### Extracted records ###
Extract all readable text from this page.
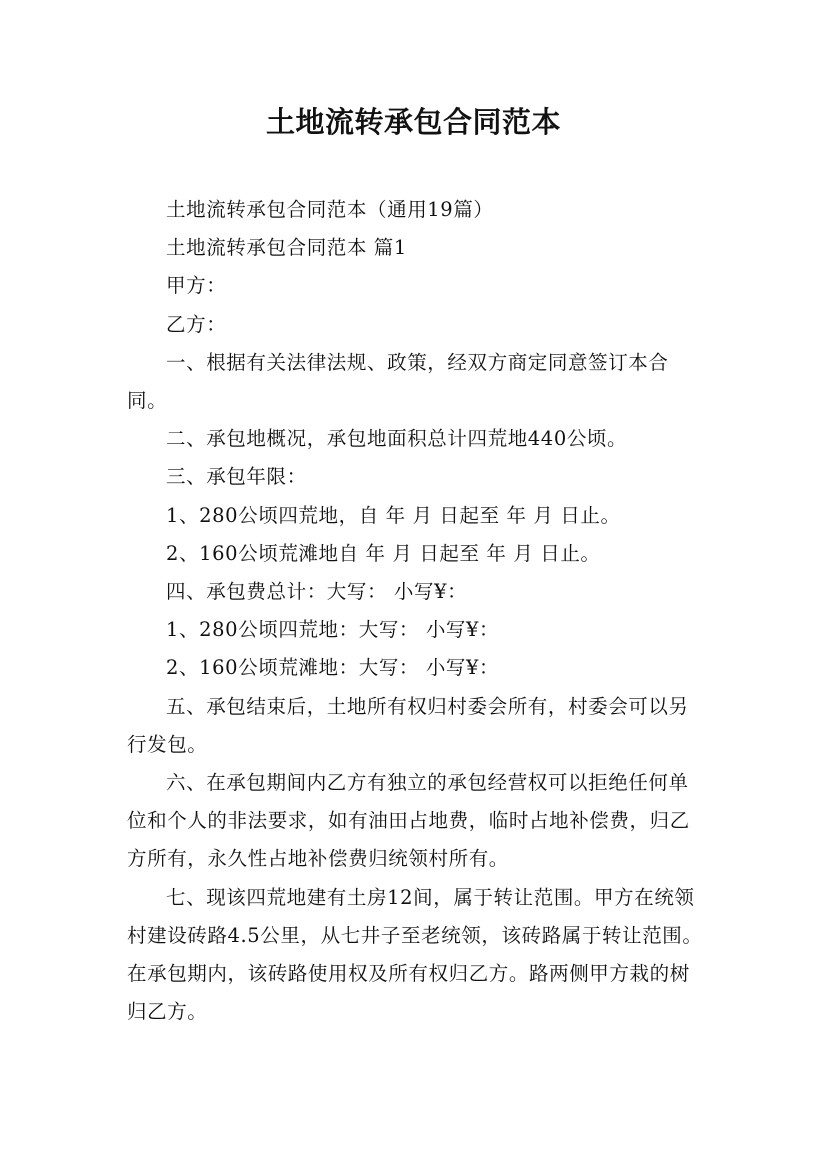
土地流转承包合同范本

土地流转承包合同范本（通用19篇）

土地流转承包合同范本 篇1

甲方：

乙方：

一、根据有关法律法规、政策，经双方商定同意签订本合同。

二、承包地概况，承包地面积总计四荒地440公顷。

三、承包年限：

1、280公顷四荒地，自 年 月 日起至 年 月 日止。

2、160公顷荒滩地自 年 月 日起至 年 月 日止。

四、承包费总计：大写： 小写¥：

1、280公顷四荒地：大写： 小写¥：

2、160公顷荒滩地：大写： 小写¥：

五、承包结束后，土地所有权归村委会所有，村委会可以另行发包。

六、在承包期间内乙方有独立的承包经营权可以拒绝任何单位和个人的非法要求，如有油田占地费，临时占地补偿费，归乙方所有，永久性占地补偿费归统领村所有。

七、现该四荒地建有土房12间，属于转让范围。甲方在统领村建设砖路4.5公里，从七井子至老统领，该砖路属于转让范围。在承包期内，该砖路使用权及所有权归乙方。路两侧甲方栽的树归乙方。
###
Task prompt ▸ Pictures are to be left out; the records above must be repeated word for word.

Worked answer ▸
Extract all readable text from this page.
土地流转承包合同范本

土地流转承包合同范本（通用19篇）

土地流转承包合同范本 篇1

甲方：

乙方：

一、根据有关法律法规、政策，经双方商定同意签订本合同。

二、承包地概况，承包地面积总计四荒地440公顷。

三、承包年限：

1、280公顷四荒地，自 年 月 日起至 年 月 日止。

2、160公顷荒滩地自 年 月 日起至 年 月 日止。

四、承包费总计：大写： 小写¥：

1、280公顷四荒地：大写： 小写¥：

2、160公顷荒滩地：大写： 小写¥：

五、承包结束后，土地所有权归村委会所有，村委会可以另行发包。

六、在承包期间内乙方有独立的承包经营权可以拒绝任何单位和个人的非法要求，如有油田占地费，临时占地补偿费，归乙方所有，永久性占地补偿费归统领村所有。

七、现该四荒地建有土房12间，属于转让范围。甲方在统领村建设砖路4.5公里，从七井子至老统领，该砖路属于转让范围。在承包期内，该砖路使用权及所有权归乙方。路两侧甲方栽的树归乙方。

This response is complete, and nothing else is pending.